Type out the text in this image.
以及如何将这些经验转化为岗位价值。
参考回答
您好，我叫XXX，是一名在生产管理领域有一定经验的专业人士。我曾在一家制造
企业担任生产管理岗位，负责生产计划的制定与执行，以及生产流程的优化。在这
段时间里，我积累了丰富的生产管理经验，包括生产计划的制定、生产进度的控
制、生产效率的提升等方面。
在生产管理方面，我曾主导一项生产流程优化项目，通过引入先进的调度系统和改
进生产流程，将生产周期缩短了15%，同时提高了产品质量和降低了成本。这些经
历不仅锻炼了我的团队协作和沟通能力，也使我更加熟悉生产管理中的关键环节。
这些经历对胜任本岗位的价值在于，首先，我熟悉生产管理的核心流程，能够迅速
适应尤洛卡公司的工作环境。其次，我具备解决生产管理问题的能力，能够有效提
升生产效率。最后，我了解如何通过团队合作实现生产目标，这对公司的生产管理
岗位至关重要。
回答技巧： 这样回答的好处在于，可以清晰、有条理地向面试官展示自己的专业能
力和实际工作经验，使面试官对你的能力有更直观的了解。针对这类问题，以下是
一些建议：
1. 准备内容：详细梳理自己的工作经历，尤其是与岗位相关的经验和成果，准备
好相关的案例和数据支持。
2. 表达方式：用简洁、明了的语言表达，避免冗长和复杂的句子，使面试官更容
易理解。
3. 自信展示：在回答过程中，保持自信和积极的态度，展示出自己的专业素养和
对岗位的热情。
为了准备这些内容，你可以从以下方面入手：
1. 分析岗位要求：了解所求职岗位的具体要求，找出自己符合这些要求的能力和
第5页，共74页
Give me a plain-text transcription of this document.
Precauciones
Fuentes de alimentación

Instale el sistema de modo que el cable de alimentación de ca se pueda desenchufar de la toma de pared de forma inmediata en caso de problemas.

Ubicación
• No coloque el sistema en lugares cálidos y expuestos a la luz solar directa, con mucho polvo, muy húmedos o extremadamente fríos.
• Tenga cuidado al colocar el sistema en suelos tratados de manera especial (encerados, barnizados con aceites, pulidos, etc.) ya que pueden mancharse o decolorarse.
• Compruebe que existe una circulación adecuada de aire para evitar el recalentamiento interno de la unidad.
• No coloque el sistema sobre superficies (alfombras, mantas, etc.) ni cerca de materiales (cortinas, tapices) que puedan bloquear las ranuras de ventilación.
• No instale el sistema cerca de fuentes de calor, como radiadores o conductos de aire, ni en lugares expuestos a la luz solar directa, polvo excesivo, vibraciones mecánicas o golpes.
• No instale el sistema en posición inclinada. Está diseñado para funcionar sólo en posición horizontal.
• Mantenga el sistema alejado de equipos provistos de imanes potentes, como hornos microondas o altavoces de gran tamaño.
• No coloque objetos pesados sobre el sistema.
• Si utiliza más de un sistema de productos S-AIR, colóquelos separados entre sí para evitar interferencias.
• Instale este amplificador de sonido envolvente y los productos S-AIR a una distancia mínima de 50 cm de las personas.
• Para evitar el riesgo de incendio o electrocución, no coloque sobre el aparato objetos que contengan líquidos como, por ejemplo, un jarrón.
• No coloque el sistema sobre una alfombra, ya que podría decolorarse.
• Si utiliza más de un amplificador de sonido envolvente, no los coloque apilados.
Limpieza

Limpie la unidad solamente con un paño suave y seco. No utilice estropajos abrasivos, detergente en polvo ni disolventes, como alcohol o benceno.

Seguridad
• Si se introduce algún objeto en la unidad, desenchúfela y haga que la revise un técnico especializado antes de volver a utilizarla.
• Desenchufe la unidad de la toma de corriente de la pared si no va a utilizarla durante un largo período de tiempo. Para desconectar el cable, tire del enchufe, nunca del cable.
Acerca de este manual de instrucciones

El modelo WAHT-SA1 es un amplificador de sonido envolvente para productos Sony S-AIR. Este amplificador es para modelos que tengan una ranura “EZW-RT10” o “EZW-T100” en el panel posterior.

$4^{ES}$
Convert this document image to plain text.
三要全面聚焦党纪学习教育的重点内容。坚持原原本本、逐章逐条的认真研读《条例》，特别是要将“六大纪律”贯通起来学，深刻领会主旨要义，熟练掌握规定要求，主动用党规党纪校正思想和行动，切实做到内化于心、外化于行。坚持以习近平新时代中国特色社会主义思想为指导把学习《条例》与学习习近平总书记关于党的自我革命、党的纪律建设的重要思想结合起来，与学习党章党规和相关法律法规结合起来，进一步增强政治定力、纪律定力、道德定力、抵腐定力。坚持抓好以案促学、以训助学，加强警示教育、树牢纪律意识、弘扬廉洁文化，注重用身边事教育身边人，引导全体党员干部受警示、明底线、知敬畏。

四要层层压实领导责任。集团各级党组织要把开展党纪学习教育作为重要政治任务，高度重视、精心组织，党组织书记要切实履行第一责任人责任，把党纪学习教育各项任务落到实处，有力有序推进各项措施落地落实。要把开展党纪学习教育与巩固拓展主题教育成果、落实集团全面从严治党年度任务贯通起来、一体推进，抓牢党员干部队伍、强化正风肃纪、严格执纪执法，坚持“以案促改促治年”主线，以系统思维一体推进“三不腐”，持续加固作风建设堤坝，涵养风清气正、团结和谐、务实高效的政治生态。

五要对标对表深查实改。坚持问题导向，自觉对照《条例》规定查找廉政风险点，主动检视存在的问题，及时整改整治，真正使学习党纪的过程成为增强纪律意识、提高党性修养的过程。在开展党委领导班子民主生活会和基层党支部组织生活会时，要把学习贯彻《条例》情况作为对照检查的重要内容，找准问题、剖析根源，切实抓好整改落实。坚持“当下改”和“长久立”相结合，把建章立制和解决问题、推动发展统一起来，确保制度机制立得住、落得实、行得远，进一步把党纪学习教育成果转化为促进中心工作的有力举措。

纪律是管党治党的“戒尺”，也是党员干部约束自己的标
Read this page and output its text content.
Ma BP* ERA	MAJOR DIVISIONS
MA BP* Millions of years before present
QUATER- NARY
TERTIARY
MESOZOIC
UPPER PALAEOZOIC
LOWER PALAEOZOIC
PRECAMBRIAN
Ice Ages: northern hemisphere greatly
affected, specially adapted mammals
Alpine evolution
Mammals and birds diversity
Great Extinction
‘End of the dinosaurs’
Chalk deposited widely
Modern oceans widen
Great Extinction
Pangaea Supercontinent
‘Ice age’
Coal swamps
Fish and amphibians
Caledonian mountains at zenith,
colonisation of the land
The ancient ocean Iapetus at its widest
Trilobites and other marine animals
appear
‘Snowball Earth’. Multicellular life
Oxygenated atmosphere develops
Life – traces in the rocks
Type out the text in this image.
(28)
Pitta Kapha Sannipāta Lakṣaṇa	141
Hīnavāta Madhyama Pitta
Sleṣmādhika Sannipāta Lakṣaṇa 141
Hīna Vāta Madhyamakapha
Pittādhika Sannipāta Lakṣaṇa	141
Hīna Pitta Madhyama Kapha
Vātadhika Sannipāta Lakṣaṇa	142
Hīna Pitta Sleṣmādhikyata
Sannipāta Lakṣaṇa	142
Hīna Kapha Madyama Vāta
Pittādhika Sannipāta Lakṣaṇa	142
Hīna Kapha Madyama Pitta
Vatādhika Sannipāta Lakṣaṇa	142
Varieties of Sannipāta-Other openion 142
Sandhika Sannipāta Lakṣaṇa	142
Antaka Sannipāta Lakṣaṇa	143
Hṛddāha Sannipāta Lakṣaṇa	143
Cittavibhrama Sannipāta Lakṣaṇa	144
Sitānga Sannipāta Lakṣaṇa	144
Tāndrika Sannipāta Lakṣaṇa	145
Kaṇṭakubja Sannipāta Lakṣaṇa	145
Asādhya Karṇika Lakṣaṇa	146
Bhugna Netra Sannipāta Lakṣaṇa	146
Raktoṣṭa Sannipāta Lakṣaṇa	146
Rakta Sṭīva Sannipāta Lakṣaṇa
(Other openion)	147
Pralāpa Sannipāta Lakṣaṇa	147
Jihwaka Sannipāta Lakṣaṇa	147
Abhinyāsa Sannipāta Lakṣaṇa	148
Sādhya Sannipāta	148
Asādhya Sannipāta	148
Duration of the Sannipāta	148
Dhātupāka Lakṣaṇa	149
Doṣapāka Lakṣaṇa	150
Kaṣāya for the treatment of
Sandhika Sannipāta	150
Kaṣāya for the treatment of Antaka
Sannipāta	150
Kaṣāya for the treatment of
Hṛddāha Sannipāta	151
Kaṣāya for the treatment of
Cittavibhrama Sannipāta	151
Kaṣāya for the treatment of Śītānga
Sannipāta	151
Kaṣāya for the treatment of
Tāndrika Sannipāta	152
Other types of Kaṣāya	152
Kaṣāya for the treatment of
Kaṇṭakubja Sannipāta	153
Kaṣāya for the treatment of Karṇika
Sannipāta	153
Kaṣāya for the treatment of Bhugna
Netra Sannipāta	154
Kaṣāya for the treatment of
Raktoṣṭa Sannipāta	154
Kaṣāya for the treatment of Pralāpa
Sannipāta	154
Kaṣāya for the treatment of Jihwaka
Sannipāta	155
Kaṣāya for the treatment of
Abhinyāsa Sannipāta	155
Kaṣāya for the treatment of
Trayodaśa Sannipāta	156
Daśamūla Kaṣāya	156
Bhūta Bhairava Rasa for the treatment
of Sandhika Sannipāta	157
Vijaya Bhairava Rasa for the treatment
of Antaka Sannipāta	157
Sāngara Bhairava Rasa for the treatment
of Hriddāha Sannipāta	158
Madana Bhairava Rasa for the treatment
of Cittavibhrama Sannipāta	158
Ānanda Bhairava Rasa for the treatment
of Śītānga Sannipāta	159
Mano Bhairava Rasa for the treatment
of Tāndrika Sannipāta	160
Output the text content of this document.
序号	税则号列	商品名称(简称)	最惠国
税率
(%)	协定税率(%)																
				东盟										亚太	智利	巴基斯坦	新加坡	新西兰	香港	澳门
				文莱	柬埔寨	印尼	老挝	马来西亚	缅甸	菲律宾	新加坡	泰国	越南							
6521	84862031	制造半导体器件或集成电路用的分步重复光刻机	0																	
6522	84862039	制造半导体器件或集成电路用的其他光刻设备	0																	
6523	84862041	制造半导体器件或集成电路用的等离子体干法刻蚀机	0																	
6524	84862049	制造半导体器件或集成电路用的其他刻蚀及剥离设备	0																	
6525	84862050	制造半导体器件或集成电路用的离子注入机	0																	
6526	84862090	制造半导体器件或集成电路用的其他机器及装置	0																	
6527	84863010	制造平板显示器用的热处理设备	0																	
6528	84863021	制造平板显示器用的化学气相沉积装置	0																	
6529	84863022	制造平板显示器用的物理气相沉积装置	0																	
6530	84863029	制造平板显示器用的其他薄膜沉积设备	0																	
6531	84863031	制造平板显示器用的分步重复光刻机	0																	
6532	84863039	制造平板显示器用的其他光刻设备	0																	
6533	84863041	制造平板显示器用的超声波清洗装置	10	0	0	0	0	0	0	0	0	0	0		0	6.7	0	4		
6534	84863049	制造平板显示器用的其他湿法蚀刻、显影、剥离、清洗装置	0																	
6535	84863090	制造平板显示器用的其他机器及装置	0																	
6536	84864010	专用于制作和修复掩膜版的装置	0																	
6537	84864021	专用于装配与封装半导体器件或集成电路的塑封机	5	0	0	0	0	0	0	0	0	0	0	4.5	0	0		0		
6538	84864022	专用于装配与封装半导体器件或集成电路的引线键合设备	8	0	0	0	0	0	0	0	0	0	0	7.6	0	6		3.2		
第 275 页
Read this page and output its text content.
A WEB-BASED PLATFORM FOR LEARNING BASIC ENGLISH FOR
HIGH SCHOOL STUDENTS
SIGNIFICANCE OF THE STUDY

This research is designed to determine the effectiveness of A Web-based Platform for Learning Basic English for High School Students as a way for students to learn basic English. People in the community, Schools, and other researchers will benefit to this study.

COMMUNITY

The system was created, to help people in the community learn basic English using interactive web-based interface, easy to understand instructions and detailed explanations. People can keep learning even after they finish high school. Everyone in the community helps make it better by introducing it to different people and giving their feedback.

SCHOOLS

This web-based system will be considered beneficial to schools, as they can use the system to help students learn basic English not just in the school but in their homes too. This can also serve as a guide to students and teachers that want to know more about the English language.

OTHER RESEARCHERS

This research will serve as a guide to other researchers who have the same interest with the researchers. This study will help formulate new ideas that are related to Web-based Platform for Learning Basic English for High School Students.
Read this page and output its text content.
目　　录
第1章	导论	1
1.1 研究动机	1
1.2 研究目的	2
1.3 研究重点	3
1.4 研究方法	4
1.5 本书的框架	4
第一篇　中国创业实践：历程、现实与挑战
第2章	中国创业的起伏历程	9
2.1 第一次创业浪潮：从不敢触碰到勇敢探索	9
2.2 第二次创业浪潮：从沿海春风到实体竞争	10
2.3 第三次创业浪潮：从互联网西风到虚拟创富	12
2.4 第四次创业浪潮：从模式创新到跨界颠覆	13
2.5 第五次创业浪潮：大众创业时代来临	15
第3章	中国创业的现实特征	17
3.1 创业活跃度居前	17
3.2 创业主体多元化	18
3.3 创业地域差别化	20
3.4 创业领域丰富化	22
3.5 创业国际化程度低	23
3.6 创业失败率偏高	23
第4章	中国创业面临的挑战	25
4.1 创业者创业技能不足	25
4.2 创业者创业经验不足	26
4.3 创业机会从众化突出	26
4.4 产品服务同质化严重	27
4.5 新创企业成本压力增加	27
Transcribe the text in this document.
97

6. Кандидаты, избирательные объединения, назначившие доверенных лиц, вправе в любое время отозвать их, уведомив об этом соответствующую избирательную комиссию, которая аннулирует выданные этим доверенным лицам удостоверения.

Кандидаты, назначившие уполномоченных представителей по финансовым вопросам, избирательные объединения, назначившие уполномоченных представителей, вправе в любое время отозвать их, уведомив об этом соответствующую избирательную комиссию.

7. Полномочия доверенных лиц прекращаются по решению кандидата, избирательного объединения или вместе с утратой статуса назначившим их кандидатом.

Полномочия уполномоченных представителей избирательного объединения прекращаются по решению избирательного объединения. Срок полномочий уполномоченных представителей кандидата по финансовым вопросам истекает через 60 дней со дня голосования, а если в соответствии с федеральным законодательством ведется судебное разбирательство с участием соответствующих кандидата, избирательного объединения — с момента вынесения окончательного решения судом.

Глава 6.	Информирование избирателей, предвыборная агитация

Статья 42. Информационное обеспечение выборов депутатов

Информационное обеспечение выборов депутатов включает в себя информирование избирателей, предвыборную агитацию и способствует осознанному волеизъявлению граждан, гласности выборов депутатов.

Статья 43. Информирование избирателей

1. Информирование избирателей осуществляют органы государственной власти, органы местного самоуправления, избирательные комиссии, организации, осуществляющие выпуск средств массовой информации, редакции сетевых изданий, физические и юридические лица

● ● ● ●

WHAT IS EXPECTED:
Within the listing above, find every line containing the string "любое" and return it.

RESULT:
6. Кандидаты, избирательные объединения, назначившие доверенных лиц, вправе в любое время отозвать их, уведомив об этом соответствующую избирательную комиссию, которая аннулирует выданные этим доверенным лицам удостоверения.
Кандидаты, назначившие уполномоченных представителей по финансовым вопросам, избирательные объединения, назначившие уполномоченных представителей, вправе в любое время отозвать их, уведомив об этом соответствующую избирательную комиссию.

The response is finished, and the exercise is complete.